Figure dataset records:
================================

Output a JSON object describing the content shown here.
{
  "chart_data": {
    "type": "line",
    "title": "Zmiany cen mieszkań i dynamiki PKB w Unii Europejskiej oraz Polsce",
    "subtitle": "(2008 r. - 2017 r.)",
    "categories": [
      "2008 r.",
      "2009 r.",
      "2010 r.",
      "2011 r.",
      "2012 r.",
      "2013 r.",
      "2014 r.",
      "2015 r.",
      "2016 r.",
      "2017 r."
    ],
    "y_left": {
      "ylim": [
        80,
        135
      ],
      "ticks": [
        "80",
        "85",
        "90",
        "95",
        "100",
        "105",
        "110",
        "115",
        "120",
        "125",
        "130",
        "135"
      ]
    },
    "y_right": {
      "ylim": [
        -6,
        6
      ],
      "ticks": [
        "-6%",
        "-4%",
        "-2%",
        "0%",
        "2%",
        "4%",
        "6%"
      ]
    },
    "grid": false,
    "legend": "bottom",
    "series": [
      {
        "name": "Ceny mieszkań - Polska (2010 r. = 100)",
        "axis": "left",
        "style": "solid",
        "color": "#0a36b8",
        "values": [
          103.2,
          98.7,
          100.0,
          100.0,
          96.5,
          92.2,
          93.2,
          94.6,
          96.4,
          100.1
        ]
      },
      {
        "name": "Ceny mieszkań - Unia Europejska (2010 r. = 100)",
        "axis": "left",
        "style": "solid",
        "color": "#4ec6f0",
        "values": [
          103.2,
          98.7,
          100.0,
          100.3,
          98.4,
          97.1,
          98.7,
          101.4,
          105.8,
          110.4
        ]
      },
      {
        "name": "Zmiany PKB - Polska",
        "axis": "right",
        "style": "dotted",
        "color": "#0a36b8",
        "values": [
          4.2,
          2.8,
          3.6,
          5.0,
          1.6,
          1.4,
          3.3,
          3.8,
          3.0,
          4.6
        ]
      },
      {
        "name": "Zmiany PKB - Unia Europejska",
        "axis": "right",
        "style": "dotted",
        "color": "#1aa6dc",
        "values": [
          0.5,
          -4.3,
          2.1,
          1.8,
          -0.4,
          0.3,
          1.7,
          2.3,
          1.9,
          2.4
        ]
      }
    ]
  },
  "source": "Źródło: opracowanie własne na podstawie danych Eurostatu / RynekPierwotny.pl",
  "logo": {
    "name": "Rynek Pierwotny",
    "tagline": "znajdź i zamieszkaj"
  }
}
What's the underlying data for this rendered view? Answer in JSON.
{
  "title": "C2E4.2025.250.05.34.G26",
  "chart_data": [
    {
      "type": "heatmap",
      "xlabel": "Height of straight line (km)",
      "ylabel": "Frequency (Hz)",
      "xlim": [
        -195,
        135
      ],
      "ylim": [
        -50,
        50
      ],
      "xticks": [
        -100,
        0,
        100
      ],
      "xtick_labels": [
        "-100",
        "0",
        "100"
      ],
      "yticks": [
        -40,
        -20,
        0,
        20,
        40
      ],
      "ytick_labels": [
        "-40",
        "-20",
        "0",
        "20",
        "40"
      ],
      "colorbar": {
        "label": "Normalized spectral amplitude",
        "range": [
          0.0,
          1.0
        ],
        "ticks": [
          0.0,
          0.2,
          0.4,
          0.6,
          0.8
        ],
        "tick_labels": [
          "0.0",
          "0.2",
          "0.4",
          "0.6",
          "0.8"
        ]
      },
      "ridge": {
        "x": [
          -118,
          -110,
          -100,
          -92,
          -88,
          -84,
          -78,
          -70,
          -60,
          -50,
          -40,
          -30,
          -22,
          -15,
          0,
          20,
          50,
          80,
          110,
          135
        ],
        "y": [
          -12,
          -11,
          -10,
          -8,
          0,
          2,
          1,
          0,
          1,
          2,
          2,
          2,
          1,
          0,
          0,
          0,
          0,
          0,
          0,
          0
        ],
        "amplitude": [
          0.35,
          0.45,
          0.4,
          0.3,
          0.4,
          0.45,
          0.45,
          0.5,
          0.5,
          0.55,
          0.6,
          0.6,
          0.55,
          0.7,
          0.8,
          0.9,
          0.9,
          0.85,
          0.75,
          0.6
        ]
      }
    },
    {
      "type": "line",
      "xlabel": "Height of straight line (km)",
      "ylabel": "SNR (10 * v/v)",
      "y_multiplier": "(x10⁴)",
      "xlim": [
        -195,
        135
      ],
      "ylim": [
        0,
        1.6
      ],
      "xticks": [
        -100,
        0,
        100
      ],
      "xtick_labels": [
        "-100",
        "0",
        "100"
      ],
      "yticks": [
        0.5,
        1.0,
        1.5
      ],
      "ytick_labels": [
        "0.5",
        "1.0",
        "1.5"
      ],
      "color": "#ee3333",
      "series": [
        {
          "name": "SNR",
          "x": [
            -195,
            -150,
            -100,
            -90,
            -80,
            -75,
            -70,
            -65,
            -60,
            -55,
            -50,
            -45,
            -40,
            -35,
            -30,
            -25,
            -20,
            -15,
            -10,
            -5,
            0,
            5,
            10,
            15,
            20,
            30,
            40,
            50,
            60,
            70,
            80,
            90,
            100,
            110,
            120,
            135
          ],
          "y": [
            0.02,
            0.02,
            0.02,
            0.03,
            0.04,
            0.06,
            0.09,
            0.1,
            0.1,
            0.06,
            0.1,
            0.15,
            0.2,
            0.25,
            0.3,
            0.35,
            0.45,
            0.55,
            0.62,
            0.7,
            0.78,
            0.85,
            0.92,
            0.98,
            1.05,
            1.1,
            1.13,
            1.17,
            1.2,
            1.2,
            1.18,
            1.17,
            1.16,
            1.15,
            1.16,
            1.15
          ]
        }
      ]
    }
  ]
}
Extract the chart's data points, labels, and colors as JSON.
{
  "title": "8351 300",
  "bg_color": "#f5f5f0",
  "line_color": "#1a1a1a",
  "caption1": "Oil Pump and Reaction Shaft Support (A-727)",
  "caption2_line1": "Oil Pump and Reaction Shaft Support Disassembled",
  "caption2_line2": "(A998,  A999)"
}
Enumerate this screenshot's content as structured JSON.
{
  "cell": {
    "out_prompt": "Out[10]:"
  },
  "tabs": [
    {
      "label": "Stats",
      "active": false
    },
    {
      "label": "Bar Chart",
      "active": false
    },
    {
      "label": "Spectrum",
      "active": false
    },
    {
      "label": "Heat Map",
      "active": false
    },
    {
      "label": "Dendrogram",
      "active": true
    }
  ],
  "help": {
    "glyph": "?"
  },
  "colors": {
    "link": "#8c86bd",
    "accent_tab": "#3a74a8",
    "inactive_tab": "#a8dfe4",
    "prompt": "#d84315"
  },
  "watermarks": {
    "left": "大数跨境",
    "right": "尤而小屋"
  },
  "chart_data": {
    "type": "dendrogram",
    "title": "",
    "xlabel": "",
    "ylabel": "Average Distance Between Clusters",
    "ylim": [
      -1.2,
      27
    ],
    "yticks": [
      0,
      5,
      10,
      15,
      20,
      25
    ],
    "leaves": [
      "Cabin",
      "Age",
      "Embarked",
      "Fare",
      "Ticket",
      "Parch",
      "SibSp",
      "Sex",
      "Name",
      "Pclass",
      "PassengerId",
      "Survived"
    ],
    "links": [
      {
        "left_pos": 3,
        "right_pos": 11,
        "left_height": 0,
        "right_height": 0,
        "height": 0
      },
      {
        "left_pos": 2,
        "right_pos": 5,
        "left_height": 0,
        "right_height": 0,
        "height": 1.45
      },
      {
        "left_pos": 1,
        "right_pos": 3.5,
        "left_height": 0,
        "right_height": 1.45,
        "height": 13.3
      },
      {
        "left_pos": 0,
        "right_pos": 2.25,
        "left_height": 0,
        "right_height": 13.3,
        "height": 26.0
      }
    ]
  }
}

================================

Requirements
Transcribe the whole listing with nothing added or left out.

Solution
Output a JSON object describing the content shown here.
{
  "chart_data": {
    "type": "line",
    "title": "Zmiany cen mieszkań i dynamiki PKB w Unii Europejskiej oraz Polsce",
    "subtitle": "(2008 r. - 2017 r.)",
    "categories": [
      "2008 r.",
      "2009 r.",
      "2010 r.",
      "2011 r.",
      "2012 r.",
      "2013 r.",
      "2014 r.",
      "2015 r.",
      "2016 r.",
      "2017 r."
    ],
    "y_left": {
      "ylim": [
        80,
        135
      ],
      "ticks": [
        "80",
        "85",
        "90",
        "95",
        "100",
        "105",
        "110",
        "115",
        "120",
        "125",
        "130",
        "135"
      ]
    },
    "y_right": {
      "ylim": [
        -6,
        6
      ],
      "ticks": [
        "-6%",
        "-4%",
        "-2%",
        "0%",
        "2%",
        "4%",
        "6%"
      ]
    },
    "grid": false,
    "legend": "bottom",
    "series": [
      {
        "name": "Ceny mieszkań - Polska (2010 r. = 100)",
        "axis": "left",
        "style": "solid",
        "color": "#0a36b8",
        "values": [
          103.2,
          98.7,
          100.0,
          100.0,
          96.5,
          92.2,
          93.2,
          94.6,
          96.4,
          100.1
        ]
      },
      {
        "name": "Ceny mieszkań - Unia Europejska (2010 r. = 100)",
        "axis": "left",
        "style": "solid",
        "color": "#4ec6f0",
        "values": [
          103.2,
          98.7,
          100.0,
          100.3,
          98.4,
          97.1,
          98.7,
          101.4,
          105.8,
          110.4
        ]
      },
      {
        "name": "Zmiany PKB - Polska",
        "axis": "right",
        "style": "dotted",
        "color": "#0a36b8",
        "values": [
          4.2,
          2.8,
          3.6,
          5.0,
          1.6,
          1.4,
          3.3,
          3.8,
          3.0,
          4.6
        ]
      },
      {
        "name": "Zmiany PKB - Unia Europejska",
        "axis": "right",
        "style": "dotted",
        "color": "#1aa6dc",
        "values": [
          0.5,
          -4.3,
          2.1,
          1.8,
          -0.4,
          0.3,
          1.7,
          2.3,
          1.9,
          2.4
        ]
      }
    ]
  },
  "source": "Źródło: opracowanie własne na podstawie danych Eurostatu / RynekPierwotny.pl",
  "logo": {
    "name": "Rynek Pierwotny",
    "tagline": "znajdź i zamieszkaj"
  }
}
What's the underlying data for this rendered view? Answer in JSON.
{
  "title": "C2E4.2025.250.05.34.G26",
  "chart_data": [
    {
      "type": "heatmap",
      "xlabel": "Height of straight line (km)",
      "ylabel": "Frequency (Hz)",
      "xlim": [
        -195,
        135
      ],
      "ylim": [
        -50,
        50
      ],
      "xticks": [
        -100,
        0,
        100
      ],
      "xtick_labels": [
        "-100",
        "0",
        "100"
      ],
      "yticks": [
        -40,
        -20,
        0,
        20,
        40
      ],
      "ytick_labels": [
        "-40",
        "-20",
        "0",
        "20",
        "40"
      ],
      "colorbar": {
        "label": "Normalized spectral amplitude",
        "range": [
          0.0,
          1.0
        ],
        "ticks": [
          0.0,
          0.2,
          0.4,
          0.6,
          0.8
        ],
        "tick_labels": [
          "0.0",
          "0.2",
          "0.4",
          "0.6",
          "0.8"
        ]
      },
      "ridge": {
        "x": [
          -118,
          -110,
          -100,
          -92,
          -88,
          -84,
          -78,
          -70,
          -60,
          -50,
          -40,
          -30,
          -22,
          -15,
          0,
          20,
          50,
          80,
          110,
          135
        ],
        "y": [
          -12,
          -11,
          -10,
          -8,
          0,
          2,
          1,
          0,
          1,
          2,
          2,
          2,
          1,
          0,
          0,
          0,
          0,
          0,
          0,
          0
        ],
        "amplitude": [
          0.35,
          0.45,
          0.4,
          0.3,
          0.4,
          0.45,
          0.45,
          0.5,
          0.5,
          0.55,
          0.6,
          0.6,
          0.55,
          0.7,
          0.8,
          0.9,
          0.9,
          0.85,
          0.75,
          0.6
        ]
      }
    },
    {
      "type": "line",
      "xlabel": "Height of straight line (km)",
      "ylabel": "SNR (10 * v/v)",
      "y_multiplier": "(x10⁴)",
      "xlim": [
        -195,
        135
      ],
      "ylim": [
        0,
        1.6
      ],
      "xticks": [
        -100,
        0,
        100
      ],
      "xtick_labels": [
        "-100",
        "0",
        "100"
      ],
      "yticks": [
        0.5,
        1.0,
        1.5
      ],
      "ytick_labels": [
        "0.5",
        "1.0",
        "1.5"
      ],
      "color": "#ee3333",
      "series": [
        {
          "name": "SNR",
          "x": [
            -195,
            -150,
            -100,
            -90,
            -80,
            -75,
            -70,
            -65,
            -60,
            -55,
            -50,
            -45,
            -40,
            -35,
            -30,
            -25,
            -20,
            -15,
            -10,
            -5,
            0,
            5,
            10,
            15,
            20,
            30,
            40,
            50,
            60,
            70,
            80,
            90,
            100,
            110,
            120,
            135
          ],
          "y": [
            0.02,
            0.02,
            0.02,
            0.03,
            0.04,
            0.06,
            0.09,
            0.1,
            0.1,
            0.06,
            0.1,
            0.15,
            0.2,
            0.25,
            0.3,
            0.35,
            0.45,
            0.55,
            0.62,
            0.7,
            0.78,
            0.85,
            0.92,
            0.98,
            1.05,
            1.1,
            1.13,
            1.17,
            1.2,
            1.2,
            1.18,
            1.17,
            1.16,
            1.15,
            1.16,
            1.15
          ]
        }
      ]
    }
  ]
}
Extract the chart's data points, labels, and colors as JSON.
{
  "title": "8351 300",
  "bg_color": "#f5f5f0",
  "line_color": "#1a1a1a",
  "caption1": "Oil Pump and Reaction Shaft Support (A-727)",
  "caption2_line1": "Oil Pump and Reaction Shaft Support Disassembled",
  "caption2_line2": "(A998,  A999)"
}
Enumerate this screenshot's content as structured JSON.
{
  "cell": {
    "out_prompt": "Out[10]:"
  },
  "tabs": [
    {
      "label": "Stats",
      "active": false
    },
    {
      "label": "Bar Chart",
      "active": false
    },
    {
      "label": "Spectrum",
      "active": false
    },
    {
      "label": "Heat Map",
      "active": false
    },
    {
      "label": "Dendrogram",
      "active": true
    }
  ],
  "help": {
    "glyph": "?"
  },
  "colors": {
    "link": "#8c86bd",
    "accent_tab": "#3a74a8",
    "inactive_tab": "#a8dfe4",
    "prompt": "#d84315"
  },
  "watermarks": {
    "left": "大数跨境",
    "right": "尤而小屋"
  },
  "chart_data": {
    "type": "dendrogram",
    "title": "",
    "xlabel": "",
    "ylabel": "Average Distance Between Clusters",
    "ylim": [
      -1.2,
      27
    ],
    "yticks": [
      0,
      5,
      10,
      15,
      20,
      25
    ],
    "leaves": [
      "Cabin",
      "Age",
      "Embarked",
      "Fare",
      "Ticket",
      "Parch",
      "SibSp",
      "Sex",
      "Name",
      "Pclass",
      "PassengerId",
      "Survived"
    ],
    "links": [
      {
        "left_pos": 3,
        "right_pos": 11,
        "left_height": 0,
        "right_height": 0,
        "height": 0
      },
      {
        "left_pos": 2,
        "right_pos": 5,
        "left_height": 0,
        "right_height": 0,
        "height": 1.45
      },
      {
        "left_pos": 1,
        "right_pos": 3.5,
        "left_height": 0,
        "right_height": 1.45,
        "height": 13.3
      },
      {
        "left_pos": 0,
        "right_pos": 2.25,
        "left_height": 0,
        "right_height": 13.3,
        "height": 26.0
      }
    ]
  }
}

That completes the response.